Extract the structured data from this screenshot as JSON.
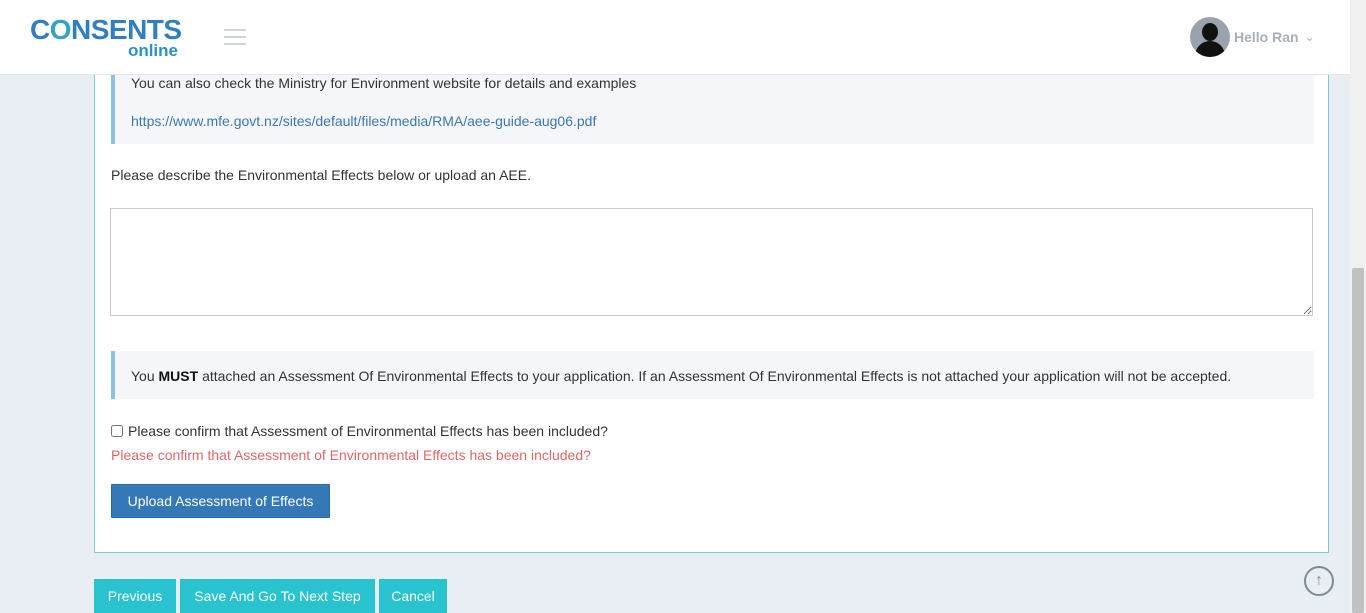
{
  "header": {
    "logo_main_prefix": "C",
    "logo_main_o": "O",
    "logo_main_suffix": "NSENTS",
    "logo_sub": "online",
    "user_greeting": "Hello Ran"
  },
  "aee_section": {
    "info_text": "You can also check the Ministry for Environment website for details and examples",
    "info_link": "https://www.mfe.govt.nz/sites/default/files/media/RMA/aee-guide-aug06.pdf",
    "describe_label": "Please describe the Environmental Effects below or upload an AEE.",
    "textarea_value": "",
    "warning_prefix": "You ",
    "warning_bold": "MUST",
    "warning_suffix": " attached an Assessment Of Environmental Effects to your application. If an Assessment Of Environmental Effects is not attached your application will not be accepted.",
    "confirm_label": "Please confirm that Assessment of Environmental Effects has been included?",
    "confirm_checked": false,
    "error_message": "Please confirm that Assessment of Environmental Effects has been included?",
    "upload_button": "Upload Assessment of Effects"
  },
  "footer_buttons": {
    "previous": "Previous",
    "save_next": "Save And Go To Next Step",
    "cancel": "Cancel"
  },
  "icons": {
    "menu": "hamburger-menu-icon",
    "user_dropdown": "chevron-down-icon",
    "scroll_top": "arrow-up-circle-icon"
  },
  "colors": {
    "accent_teal": "#29c3cf",
    "primary_blue": "#3478b7",
    "error_red": "#e06767",
    "link_blue": "#3a78b5"
  }
}
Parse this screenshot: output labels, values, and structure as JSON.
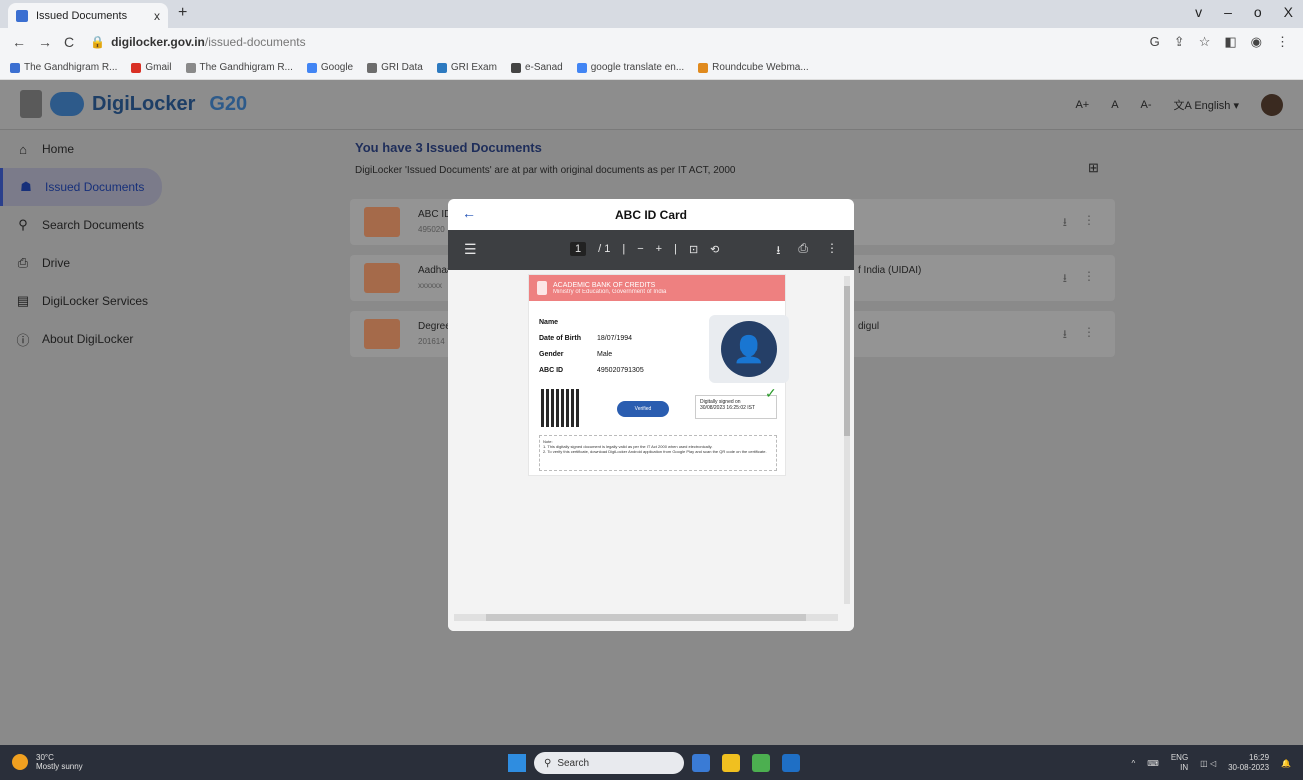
{
  "browser": {
    "tab_title": "Issued Documents",
    "tab_close": "x",
    "new_tab": "+",
    "window_controls": [
      "v",
      "–",
      "o",
      "X"
    ],
    "url_host": "digilocker.gov.in",
    "url_path": "/issued-documents",
    "bookmarks": [
      {
        "label": "The Gandhigram R...",
        "color": "#3b6fd1"
      },
      {
        "label": "Gmail",
        "color": "#d93025"
      },
      {
        "label": "The Gandhigram R...",
        "color": "#8a8a8a"
      },
      {
        "label": "Google",
        "color": "#4285f4"
      },
      {
        "label": "GRI Data",
        "color": "#6d6d6d"
      },
      {
        "label": "GRI Exam",
        "color": "#2d7ac0"
      },
      {
        "label": "e-Sanad",
        "color": "#444444"
      },
      {
        "label": "google translate en...",
        "color": "#4285f4"
      },
      {
        "label": "Roundcube Webma...",
        "color": "#e08a1e"
      }
    ]
  },
  "header": {
    "brand": "DigiLocker",
    "g20": "G20",
    "font_large": "A+",
    "font_normal": "A",
    "font_small": "A-",
    "language": "English"
  },
  "sidebar": {
    "items": [
      {
        "label": "Home",
        "icon": "⌂"
      },
      {
        "label": "Issued Documents",
        "icon": "☗"
      },
      {
        "label": "Search Documents",
        "icon": "⚲"
      },
      {
        "label": "Drive",
        "icon": "⎙"
      },
      {
        "label": "DigiLocker Services",
        "icon": "▤"
      },
      {
        "label": "About DigiLocker",
        "icon": "ⓘ"
      }
    ]
  },
  "main": {
    "heading": "You have 3 Issued Documents",
    "subtext": "DigiLocker 'Issued Documents' are at par with original documents as per IT ACT, 2000",
    "documents": [
      {
        "name": "ABC ID",
        "sub": "495020",
        "right": ""
      },
      {
        "name": "Aadhaar",
        "sub": "xxxxxx",
        "right": "f India (UIDAI)"
      },
      {
        "name": "Degree",
        "sub": "201614",
        "right": "digul"
      }
    ]
  },
  "modal": {
    "title": "ABC ID Card",
    "back": "←",
    "pdf": {
      "page_current": "1",
      "page_total": "/ 1",
      "zoom_out": "−",
      "zoom_in": "+"
    },
    "card": {
      "org": "ACADEMIC BANK OF CREDITS",
      "ministry": "Ministry of Education, Government of India",
      "name_label": "Name",
      "dob_label": "Date of Birth",
      "dob": "18/07/1994",
      "gender_label": "Gender",
      "gender": "Male",
      "abc_label": "ABC ID",
      "abc_id": "495020791305",
      "verified": "Verified",
      "signed_line1": "Digitally signed on",
      "signed_line2": "30/08/2023 16:25:02 IST",
      "note_title": "Note:",
      "note_1": "1. This digitally signed document is legally valid as per the IT Act 2000 when used electronically.",
      "note_2": "2. To verify this certificate, download DigiLocker Android application from Google Play and scan the QR code on the certificate."
    }
  },
  "taskbar": {
    "temp": "30°C",
    "weather": "Mostly sunny",
    "search_placeholder": "Search",
    "lang": "ENG",
    "region": "IN",
    "time": "16:29",
    "date": "30-08-2023"
  }
}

Directions for this task: All of the data above should be quoted exactly, except for the pictures.

Response for this exercise:
Extract the structured data from this screenshot as JSON.
{
  "header": {
    "logo_main_prefix": "C",
    "logo_main_o": "O",
    "logo_main_suffix": "NSENTS",
    "logo_sub": "online",
    "user_greeting": "Hello Ran"
  },
  "aee_section": {
    "info_text": "You can also check the Ministry for Environment website for details and examples",
    "info_link": "https://www.mfe.govt.nz/sites/default/files/media/RMA/aee-guide-aug06.pdf",
    "describe_label": "Please describe the Environmental Effects below or upload an AEE.",
    "textarea_value": "",
    "warning_prefix": "You ",
    "warning_bold": "MUST",
    "warning_suffix": " attached an Assessment Of Environmental Effects to your application. If an Assessment Of Environmental Effects is not attached your application will not be accepted.",
    "confirm_label": "Please confirm that Assessment of Environmental Effects has been included?",
    "confirm_checked": false,
    "error_message": "Please confirm that Assessment of Environmental Effects has been included?",
    "upload_button": "Upload Assessment of Effects"
  },
  "footer_buttons": {
    "previous": "Previous",
    "save_next": "Save And Go To Next Step",
    "cancel": "Cancel"
  },
  "icons": {
    "menu": "hamburger-menu-icon",
    "user_dropdown": "chevron-down-icon",
    "scroll_top": "arrow-up-circle-icon"
  },
  "colors": {
    "accent_teal": "#29c3cf",
    "primary_blue": "#3478b7",
    "error_red": "#e06767",
    "link_blue": "#3a78b5"
  }
}
Parse this screenshot: output labels, values, and structure as JSON.
{
  "browser": {
    "tab_title": "Issued Documents",
    "tab_close": "x",
    "new_tab": "+",
    "window_controls": [
      "v",
      "–",
      "o",
      "X"
    ],
    "url_host": "digilocker.gov.in",
    "url_path": "/issued-documents",
    "bookmarks": [
      {
        "label": "The Gandhigram R...",
        "color": "#3b6fd1"
      },
      {
        "label": "Gmail",
        "color": "#d93025"
      },
      {
        "label": "The Gandhigram R...",
        "color": "#8a8a8a"
      },
      {
        "label": "Google",
        "color": "#4285f4"
      },
      {
        "label": "GRI Data",
        "color": "#6d6d6d"
      },
      {
        "label": "GRI Exam",
        "color": "#2d7ac0"
      },
      {
        "label": "e-Sanad",
        "color": "#444444"
      },
      {
        "label": "google translate en...",
        "color": "#4285f4"
      },
      {
        "label": "Roundcube Webma...",
        "color": "#e08a1e"
      }
    ]
  },
  "header": {
    "brand": "DigiLocker",
    "g20": "G20",
    "font_large": "A+",
    "font_normal": "A",
    "font_small": "A-",
    "language": "English"
  },
  "sidebar": {
    "items": [
      {
        "label": "Home",
        "icon": "⌂"
      },
      {
        "label": "Issued Documents",
        "icon": "☗"
      },
      {
        "label": "Search Documents",
        "icon": "⚲"
      },
      {
        "label": "Drive",
        "icon": "⎙"
      },
      {
        "label": "DigiLocker Services",
        "icon": "▤"
      },
      {
        "label": "About DigiLocker",
        "icon": "ⓘ"
      }
    ]
  },
  "main": {
    "heading": "You have 3 Issued Documents",
    "subtext": "DigiLocker 'Issued Documents' are at par with original documents as per IT ACT, 2000",
    "documents": [
      {
        "name": "ABC ID",
        "sub": "495020",
        "right": ""
      },
      {
        "name": "Aadhaar",
        "sub": "xxxxxx",
        "right": "f India (UIDAI)"
      },
      {
        "name": "Degree",
        "sub": "201614",
        "right": "digul"
      }
    ]
  },
  "modal": {
    "title": "ABC ID Card",
    "back": "←",
    "pdf": {
      "page_current": "1",
      "page_total": "/ 1",
      "zoom_out": "−",
      "zoom_in": "+"
    },
    "card": {
      "org": "ACADEMIC BANK OF CREDITS",
      "ministry": "Ministry of Education, Government of India",
      "name_label": "Name",
      "dob_label": "Date of Birth",
      "dob": "18/07/1994",
      "gender_label": "Gender",
      "gender": "Male",
      "abc_label": "ABC ID",
      "abc_id": "495020791305",
      "verified": "Verified",
      "signed_line1": "Digitally signed on",
      "signed_line2": "30/08/2023 16:25:02 IST",
      "note_title": "Note:",
      "note_1": "1. This digitally signed document is legally valid as per the IT Act 2000 when used electronically.",
      "note_2": "2. To verify this certificate, download DigiLocker Android application from Google Play and scan the QR code on the certificate."
    }
  },
  "taskbar": {
    "temp": "30°C",
    "weather": "Mostly sunny",
    "search_placeholder": "Search",
    "lang": "ENG",
    "region": "IN",
    "time": "16:29",
    "date": "30-08-2023"
  }
}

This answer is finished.